== GOAL OF THE EXERCISE ==
Extract every line that contains the word "long".
======== DATA RECORDS ========
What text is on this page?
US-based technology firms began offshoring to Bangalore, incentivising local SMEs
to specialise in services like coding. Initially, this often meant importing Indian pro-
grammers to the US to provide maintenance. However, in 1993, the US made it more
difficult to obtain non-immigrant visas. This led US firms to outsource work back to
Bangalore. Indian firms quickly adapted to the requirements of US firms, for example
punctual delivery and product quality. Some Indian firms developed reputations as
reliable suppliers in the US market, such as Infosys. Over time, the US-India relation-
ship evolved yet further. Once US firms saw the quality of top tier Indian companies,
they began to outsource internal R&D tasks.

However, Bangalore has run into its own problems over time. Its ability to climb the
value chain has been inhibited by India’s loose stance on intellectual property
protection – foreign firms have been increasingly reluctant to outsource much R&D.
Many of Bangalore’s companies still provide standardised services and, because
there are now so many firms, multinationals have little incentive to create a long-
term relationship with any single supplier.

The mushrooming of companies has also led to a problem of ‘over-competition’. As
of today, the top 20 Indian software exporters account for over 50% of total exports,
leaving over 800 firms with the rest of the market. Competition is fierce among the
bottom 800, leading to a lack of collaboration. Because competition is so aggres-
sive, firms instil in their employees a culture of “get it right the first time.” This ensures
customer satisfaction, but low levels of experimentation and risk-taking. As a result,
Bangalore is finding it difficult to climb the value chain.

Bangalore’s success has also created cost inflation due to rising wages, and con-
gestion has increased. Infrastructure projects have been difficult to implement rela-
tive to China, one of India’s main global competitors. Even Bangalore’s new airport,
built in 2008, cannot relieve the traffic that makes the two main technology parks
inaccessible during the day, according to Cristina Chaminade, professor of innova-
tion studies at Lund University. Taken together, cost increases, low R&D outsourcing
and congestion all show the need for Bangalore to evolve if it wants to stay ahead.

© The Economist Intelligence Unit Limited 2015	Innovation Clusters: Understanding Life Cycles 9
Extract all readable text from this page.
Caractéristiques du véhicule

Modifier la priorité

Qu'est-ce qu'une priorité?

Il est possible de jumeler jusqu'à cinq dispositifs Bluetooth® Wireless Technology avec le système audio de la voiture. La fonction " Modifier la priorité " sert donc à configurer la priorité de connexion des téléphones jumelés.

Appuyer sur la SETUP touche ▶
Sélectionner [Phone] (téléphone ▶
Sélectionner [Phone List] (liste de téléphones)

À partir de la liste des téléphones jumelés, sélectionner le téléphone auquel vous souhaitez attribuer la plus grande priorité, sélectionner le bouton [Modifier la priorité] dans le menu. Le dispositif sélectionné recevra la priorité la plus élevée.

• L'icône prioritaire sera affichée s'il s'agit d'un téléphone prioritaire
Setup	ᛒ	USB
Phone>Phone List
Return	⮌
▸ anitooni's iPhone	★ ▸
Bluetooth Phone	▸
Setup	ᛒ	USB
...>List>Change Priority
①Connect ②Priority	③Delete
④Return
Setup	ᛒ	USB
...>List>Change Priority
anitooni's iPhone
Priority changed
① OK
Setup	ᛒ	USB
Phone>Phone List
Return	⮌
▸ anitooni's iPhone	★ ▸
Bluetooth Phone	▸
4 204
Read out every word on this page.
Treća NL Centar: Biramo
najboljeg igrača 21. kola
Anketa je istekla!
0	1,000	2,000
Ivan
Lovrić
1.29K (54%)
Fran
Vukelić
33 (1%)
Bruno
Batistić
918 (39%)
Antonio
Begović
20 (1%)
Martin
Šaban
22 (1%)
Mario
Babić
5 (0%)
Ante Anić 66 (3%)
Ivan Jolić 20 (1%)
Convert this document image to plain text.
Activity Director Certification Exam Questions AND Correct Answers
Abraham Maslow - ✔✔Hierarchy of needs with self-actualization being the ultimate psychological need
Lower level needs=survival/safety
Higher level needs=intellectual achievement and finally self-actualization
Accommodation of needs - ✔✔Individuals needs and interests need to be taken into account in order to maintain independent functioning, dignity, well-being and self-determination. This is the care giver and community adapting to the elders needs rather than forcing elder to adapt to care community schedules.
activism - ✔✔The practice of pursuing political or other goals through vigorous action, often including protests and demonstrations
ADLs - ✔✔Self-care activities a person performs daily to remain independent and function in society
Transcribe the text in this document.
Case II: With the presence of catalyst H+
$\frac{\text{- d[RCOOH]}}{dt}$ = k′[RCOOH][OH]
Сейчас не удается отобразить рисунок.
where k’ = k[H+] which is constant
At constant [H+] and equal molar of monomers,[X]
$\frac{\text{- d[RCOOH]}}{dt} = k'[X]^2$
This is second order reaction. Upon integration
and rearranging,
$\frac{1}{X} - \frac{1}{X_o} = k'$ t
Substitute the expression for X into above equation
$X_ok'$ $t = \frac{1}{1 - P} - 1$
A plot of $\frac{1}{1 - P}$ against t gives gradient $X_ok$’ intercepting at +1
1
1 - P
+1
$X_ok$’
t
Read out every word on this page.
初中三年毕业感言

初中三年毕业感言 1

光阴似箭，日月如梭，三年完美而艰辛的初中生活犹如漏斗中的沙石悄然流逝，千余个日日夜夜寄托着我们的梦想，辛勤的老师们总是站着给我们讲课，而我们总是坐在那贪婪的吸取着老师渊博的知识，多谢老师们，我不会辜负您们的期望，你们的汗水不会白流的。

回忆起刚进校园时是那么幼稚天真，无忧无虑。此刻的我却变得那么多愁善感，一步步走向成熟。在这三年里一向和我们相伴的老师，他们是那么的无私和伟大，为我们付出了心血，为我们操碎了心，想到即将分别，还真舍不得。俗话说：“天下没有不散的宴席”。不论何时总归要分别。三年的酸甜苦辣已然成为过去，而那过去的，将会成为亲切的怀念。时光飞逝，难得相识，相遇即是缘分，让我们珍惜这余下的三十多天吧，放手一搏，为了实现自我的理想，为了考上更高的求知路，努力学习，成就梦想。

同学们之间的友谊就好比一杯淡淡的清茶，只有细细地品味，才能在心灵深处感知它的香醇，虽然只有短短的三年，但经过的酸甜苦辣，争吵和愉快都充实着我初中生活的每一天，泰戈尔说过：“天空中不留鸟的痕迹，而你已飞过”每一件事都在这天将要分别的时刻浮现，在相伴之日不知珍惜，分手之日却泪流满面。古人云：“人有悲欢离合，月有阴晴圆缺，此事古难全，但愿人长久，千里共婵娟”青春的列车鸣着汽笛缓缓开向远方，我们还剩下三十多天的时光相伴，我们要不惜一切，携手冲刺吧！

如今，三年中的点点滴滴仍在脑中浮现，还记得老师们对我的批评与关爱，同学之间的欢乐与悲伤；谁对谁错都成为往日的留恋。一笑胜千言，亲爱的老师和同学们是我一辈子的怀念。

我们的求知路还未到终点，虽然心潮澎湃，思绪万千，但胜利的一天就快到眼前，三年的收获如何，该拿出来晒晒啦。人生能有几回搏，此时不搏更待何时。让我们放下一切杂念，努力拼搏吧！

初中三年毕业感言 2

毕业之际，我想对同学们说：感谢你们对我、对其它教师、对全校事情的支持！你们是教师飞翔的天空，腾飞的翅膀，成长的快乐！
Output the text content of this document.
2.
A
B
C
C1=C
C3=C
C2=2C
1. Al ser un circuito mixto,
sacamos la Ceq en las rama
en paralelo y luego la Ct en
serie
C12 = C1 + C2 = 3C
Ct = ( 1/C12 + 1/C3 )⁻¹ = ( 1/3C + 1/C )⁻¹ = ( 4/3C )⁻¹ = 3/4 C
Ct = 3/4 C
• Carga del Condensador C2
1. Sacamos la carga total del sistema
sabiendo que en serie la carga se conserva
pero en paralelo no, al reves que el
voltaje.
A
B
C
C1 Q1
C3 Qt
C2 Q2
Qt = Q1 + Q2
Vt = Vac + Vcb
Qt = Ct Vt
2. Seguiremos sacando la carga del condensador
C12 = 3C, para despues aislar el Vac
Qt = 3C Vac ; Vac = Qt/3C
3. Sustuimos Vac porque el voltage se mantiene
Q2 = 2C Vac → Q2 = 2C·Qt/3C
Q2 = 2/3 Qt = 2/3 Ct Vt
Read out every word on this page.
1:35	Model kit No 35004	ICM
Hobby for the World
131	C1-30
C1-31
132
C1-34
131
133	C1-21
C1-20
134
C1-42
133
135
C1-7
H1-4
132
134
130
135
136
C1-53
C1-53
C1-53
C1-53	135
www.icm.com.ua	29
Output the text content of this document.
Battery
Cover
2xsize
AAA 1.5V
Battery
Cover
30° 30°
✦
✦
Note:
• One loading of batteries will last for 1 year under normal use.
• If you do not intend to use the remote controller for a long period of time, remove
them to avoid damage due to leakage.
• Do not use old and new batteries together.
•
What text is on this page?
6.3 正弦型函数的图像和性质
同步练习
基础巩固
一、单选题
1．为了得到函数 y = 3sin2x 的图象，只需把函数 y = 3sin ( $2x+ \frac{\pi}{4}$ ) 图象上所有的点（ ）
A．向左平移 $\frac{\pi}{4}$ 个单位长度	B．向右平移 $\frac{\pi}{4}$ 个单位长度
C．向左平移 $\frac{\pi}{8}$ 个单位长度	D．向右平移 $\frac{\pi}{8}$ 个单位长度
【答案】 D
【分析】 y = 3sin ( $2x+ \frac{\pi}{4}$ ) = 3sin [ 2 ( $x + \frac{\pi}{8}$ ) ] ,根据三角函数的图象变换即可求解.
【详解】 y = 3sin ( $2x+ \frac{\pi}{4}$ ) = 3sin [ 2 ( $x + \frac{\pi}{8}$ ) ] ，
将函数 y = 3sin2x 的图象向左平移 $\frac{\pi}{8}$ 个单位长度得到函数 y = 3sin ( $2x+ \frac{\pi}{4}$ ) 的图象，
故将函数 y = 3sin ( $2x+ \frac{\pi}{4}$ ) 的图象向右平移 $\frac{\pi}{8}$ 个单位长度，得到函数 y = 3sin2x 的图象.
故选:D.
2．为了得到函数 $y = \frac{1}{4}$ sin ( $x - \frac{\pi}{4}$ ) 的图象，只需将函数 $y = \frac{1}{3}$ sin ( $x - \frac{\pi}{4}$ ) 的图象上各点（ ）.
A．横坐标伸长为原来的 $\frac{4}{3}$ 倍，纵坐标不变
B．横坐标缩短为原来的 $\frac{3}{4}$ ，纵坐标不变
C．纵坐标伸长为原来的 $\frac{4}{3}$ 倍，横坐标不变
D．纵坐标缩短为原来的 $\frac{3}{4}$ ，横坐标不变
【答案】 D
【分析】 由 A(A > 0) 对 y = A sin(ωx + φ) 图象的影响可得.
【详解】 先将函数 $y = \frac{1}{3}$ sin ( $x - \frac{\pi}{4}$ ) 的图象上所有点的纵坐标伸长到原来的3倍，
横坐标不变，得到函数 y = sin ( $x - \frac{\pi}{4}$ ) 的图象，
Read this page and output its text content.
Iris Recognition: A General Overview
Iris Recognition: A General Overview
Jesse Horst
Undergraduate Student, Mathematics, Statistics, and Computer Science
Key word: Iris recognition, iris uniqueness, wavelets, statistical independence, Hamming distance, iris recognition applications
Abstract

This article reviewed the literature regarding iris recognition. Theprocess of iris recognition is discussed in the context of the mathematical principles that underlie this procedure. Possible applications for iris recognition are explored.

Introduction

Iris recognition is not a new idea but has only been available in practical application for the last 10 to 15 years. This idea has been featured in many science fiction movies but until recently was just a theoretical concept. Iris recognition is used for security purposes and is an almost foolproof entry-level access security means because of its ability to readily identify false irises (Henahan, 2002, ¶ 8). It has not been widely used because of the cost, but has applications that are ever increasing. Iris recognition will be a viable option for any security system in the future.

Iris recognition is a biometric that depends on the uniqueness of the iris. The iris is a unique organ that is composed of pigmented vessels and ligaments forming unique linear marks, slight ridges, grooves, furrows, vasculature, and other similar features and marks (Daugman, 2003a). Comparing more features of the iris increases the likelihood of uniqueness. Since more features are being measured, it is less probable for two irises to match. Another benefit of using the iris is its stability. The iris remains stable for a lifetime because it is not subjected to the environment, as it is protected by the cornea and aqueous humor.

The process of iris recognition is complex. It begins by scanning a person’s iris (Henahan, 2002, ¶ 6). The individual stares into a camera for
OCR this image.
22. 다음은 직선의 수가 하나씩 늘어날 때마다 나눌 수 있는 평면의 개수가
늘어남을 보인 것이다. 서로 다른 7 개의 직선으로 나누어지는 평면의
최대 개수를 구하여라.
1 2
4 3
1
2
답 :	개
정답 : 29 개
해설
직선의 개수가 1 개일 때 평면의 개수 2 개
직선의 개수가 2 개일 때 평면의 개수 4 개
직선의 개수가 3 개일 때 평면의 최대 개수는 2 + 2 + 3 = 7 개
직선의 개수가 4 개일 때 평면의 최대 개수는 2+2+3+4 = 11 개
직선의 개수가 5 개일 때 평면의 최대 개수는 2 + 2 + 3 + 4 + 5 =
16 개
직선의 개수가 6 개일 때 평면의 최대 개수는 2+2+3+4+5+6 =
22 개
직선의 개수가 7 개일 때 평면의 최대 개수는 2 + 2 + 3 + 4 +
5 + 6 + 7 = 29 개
========
== EXERCISE RESULT ==
there are now so many firms, multinationals have little incentive to create a long-
• If you do not intend to use the remote controller for a long period of time, remove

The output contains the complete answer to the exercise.